- AIM
Print the records below word for word, but leave out the pictures.

====

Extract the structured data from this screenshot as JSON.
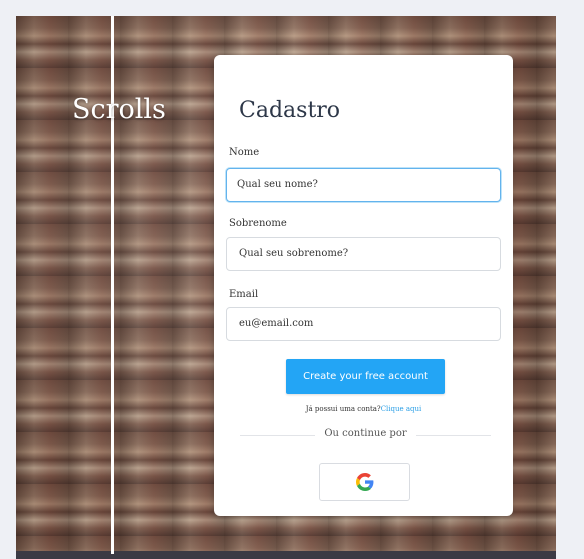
{
  "brand": {
    "name": "Scrolls"
  },
  "form": {
    "title": "Cadastro",
    "fields": [
      {
        "label": "Nome",
        "placeholder": "Qual seu nome?",
        "value": ""
      },
      {
        "label": "Sobrenome",
        "placeholder": "Qual seu sobrenome?",
        "value": ""
      },
      {
        "label": "Email",
        "placeholder": "eu@email.com",
        "value": ""
      }
    ],
    "submit_label": "Create your free account",
    "login_prompt": "Já possui uma conta?",
    "login_link": "Clique aqui",
    "divider_text": "Ou continue por",
    "social": [
      {
        "provider": "google",
        "icon": "google-icon"
      }
    ]
  },
  "colors": {
    "accent": "#23a5f5",
    "link": "#2b9fe6",
    "focus_border": "#63b3ed"
  }
}
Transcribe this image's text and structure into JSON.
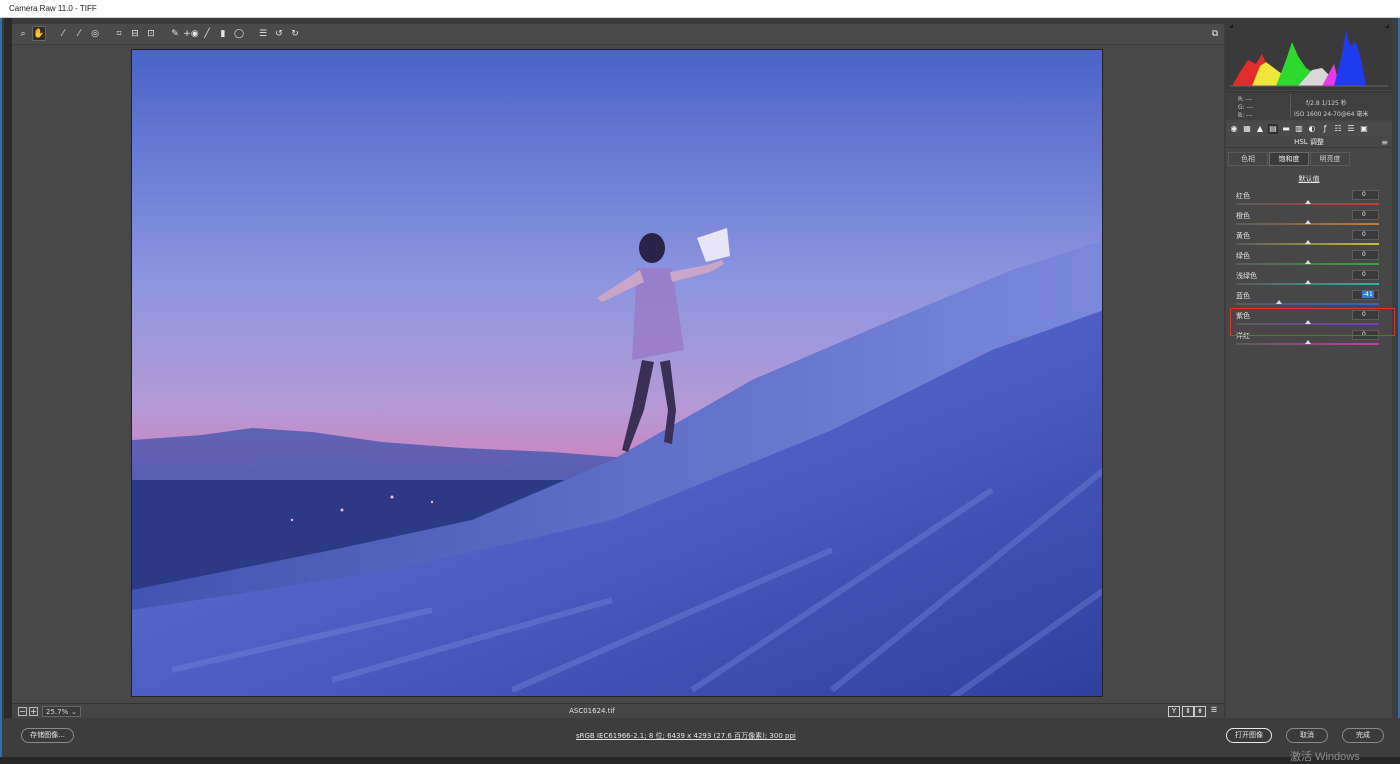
{
  "window": {
    "title": "Camera Raw 11.0 -  TIFF"
  },
  "toolbar": {
    "tools": [
      {
        "name": "zoom-tool",
        "glyph": "⌕"
      },
      {
        "name": "hand-tool",
        "glyph": "✋"
      },
      {
        "name": "white-balance-tool",
        "glyph": "⁄"
      },
      {
        "name": "color-sampler-tool",
        "glyph": "⁄"
      },
      {
        "name": "targeted-adjustment-tool",
        "glyph": "◎"
      },
      {
        "name": "crop-tool",
        "glyph": "⌗"
      },
      {
        "name": "straighten-tool",
        "glyph": "⊟"
      },
      {
        "name": "transform-tool",
        "glyph": "⊡"
      },
      {
        "name": "spot-removal-tool",
        "glyph": "✎"
      },
      {
        "name": "red-eye-tool",
        "glyph": "+◉"
      },
      {
        "name": "adjustment-brush-tool",
        "glyph": "╱"
      },
      {
        "name": "graduated-filter-tool",
        "glyph": "▮"
      },
      {
        "name": "radial-filter-tool",
        "glyph": "◯"
      },
      {
        "name": "preferences-icon",
        "glyph": "☰"
      },
      {
        "name": "rotate-left-icon",
        "glyph": "↺"
      },
      {
        "name": "rotate-right-icon",
        "glyph": "↻"
      }
    ],
    "fullscreen_glyph": "⧉"
  },
  "status": {
    "zoom_value": "25.7%",
    "filename": "ASC01624.tif",
    "before_after": "Y"
  },
  "footer": {
    "save_label": "存储图像...",
    "info_text": "sRGB IEC61966-2.1; 8 位; 6439 x 4293 (27.6 百万像素); 300 ppi",
    "open_label": "打开图像",
    "cancel_label": "取消",
    "done_label": "完成",
    "watermark": "激活 Windows"
  },
  "histogram": {
    "rgb_lines": [
      "R:  ---",
      "G:  ---",
      "B:  ---"
    ],
    "exif_line1": "f/2.8   1/125 秒",
    "exif_line2": "ISO 1600   24-70@64 毫米"
  },
  "panel": {
    "section_title": "HSL 调整",
    "tabs": [
      "色相",
      "饱和度",
      "明亮度"
    ],
    "selected_tab": "饱和度",
    "default_link": "默认值",
    "sliders": [
      {
        "label": "红色",
        "value": "0",
        "pos": 0.5,
        "color": "#c63a3a",
        "edit": false
      },
      {
        "label": "橙色",
        "value": "0",
        "pos": 0.5,
        "color": "#c97a30",
        "edit": false
      },
      {
        "label": "黄色",
        "value": "0",
        "pos": 0.5,
        "color": "#c8bf34",
        "edit": false
      },
      {
        "label": "绿色",
        "value": "0",
        "pos": 0.5,
        "color": "#3aa83a",
        "edit": false
      },
      {
        "label": "浅绿色",
        "value": "0",
        "pos": 0.5,
        "color": "#2fb2a6",
        "edit": false
      },
      {
        "label": "蓝色",
        "value": "-41",
        "pos": 0.3,
        "color": "#3a5ec8",
        "edit": true
      },
      {
        "label": "紫色",
        "value": "0",
        "pos": 0.5,
        "color": "#7a3ac8",
        "edit": false
      },
      {
        "label": "洋红",
        "value": "0",
        "pos": 0.5,
        "color": "#c83ab0",
        "edit": false
      }
    ]
  }
}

====

- TASK SOLUTION
Extract the structured data from this screenshot as JSON.
{
  "brand": {
    "name": "Scrolls"
  },
  "form": {
    "title": "Cadastro",
    "fields": [
      {
        "label": "Nome",
        "placeholder": "Qual seu nome?",
        "value": ""
      },
      {
        "label": "Sobrenome",
        "placeholder": "Qual seu sobrenome?",
        "value": ""
      },
      {
        "label": "Email",
        "placeholder": "eu@email.com",
        "value": ""
      }
    ],
    "submit_label": "Create your free account",
    "login_prompt": "Já possui uma conta?",
    "login_link": "Clique aqui",
    "divider_text": "Ou continue por",
    "social": [
      {
        "provider": "google",
        "icon": "google-icon"
      }
    ]
  },
  "colors": {
    "accent": "#23a5f5",
    "link": "#2b9fe6",
    "focus_border": "#63b3ed"
  }
}
Transcribe this image's text and structure into JSON.
{
  "window": {
    "title": "Camera Raw 11.0 -  TIFF"
  },
  "toolbar": {
    "tools": [
      {
        "name": "zoom-tool",
        "glyph": "⌕"
      },
      {
        "name": "hand-tool",
        "glyph": "✋"
      },
      {
        "name": "white-balance-tool",
        "glyph": "⁄"
      },
      {
        "name": "color-sampler-tool",
        "glyph": "⁄"
      },
      {
        "name": "targeted-adjustment-tool",
        "glyph": "◎"
      },
      {
        "name": "crop-tool",
        "glyph": "⌗"
      },
      {
        "name": "straighten-tool",
        "glyph": "⊟"
      },
      {
        "name": "transform-tool",
        "glyph": "⊡"
      },
      {
        "name": "spot-removal-tool",
        "glyph": "✎"
      },
      {
        "name": "red-eye-tool",
        "glyph": "+◉"
      },
      {
        "name": "adjustment-brush-tool",
        "glyph": "╱"
      },
      {
        "name": "graduated-filter-tool",
        "glyph": "▮"
      },
      {
        "name": "radial-filter-tool",
        "glyph": "◯"
      },
      {
        "name": "preferences-icon",
        "glyph": "☰"
      },
      {
        "name": "rotate-left-icon",
        "glyph": "↺"
      },
      {
        "name": "rotate-right-icon",
        "glyph": "↻"
      }
    ],
    "fullscreen_glyph": "⧉"
  },
  "status": {
    "zoom_value": "25.7%",
    "filename": "ASC01624.tif",
    "before_after": "Y"
  },
  "footer": {
    "save_label": "存储图像...",
    "info_text": "sRGB IEC61966-2.1; 8 位; 6439 x 4293 (27.6 百万像素); 300 ppi",
    "open_label": "打开图像",
    "cancel_label": "取消",
    "done_label": "完成",
    "watermark": "激活 Windows"
  },
  "histogram": {
    "rgb_lines": [
      "R:  ---",
      "G:  ---",
      "B:  ---"
    ],
    "exif_line1": "f/2.8   1/125 秒",
    "exif_line2": "ISO 1600   24-70@64 毫米"
  },
  "panel": {
    "section_title": "HSL 调整",
    "tabs": [
      "色相",
      "饱和度",
      "明亮度"
    ],
    "selected_tab": "饱和度",
    "default_link": "默认值",
    "sliders": [
      {
        "label": "红色",
        "value": "0",
        "pos": 0.5,
        "color": "#c63a3a",
        "edit": false
      },
      {
        "label": "橙色",
        "value": "0",
        "pos": 0.5,
        "color": "#c97a30",
        "edit": false
      },
      {
        "label": "黄色",
        "value": "0",
        "pos": 0.5,
        "color": "#c8bf34",
        "edit": false
      },
      {
        "label": "绿色",
        "value": "0",
        "pos": 0.5,
        "color": "#3aa83a",
        "edit": false
      },
      {
        "label": "浅绿色",
        "value": "0",
        "pos": 0.5,
        "color": "#2fb2a6",
        "edit": false
      },
      {
        "label": "蓝色",
        "value": "-41",
        "pos": 0.3,
        "color": "#3a5ec8",
        "edit": true
      },
      {
        "label": "紫色",
        "value": "0",
        "pos": 0.5,
        "color": "#7a3ac8",
        "edit": false
      },
      {
        "label": "洋红",
        "value": "0",
        "pos": 0.5,
        "color": "#c83ab0",
        "edit": false
      }
    ]
  }
}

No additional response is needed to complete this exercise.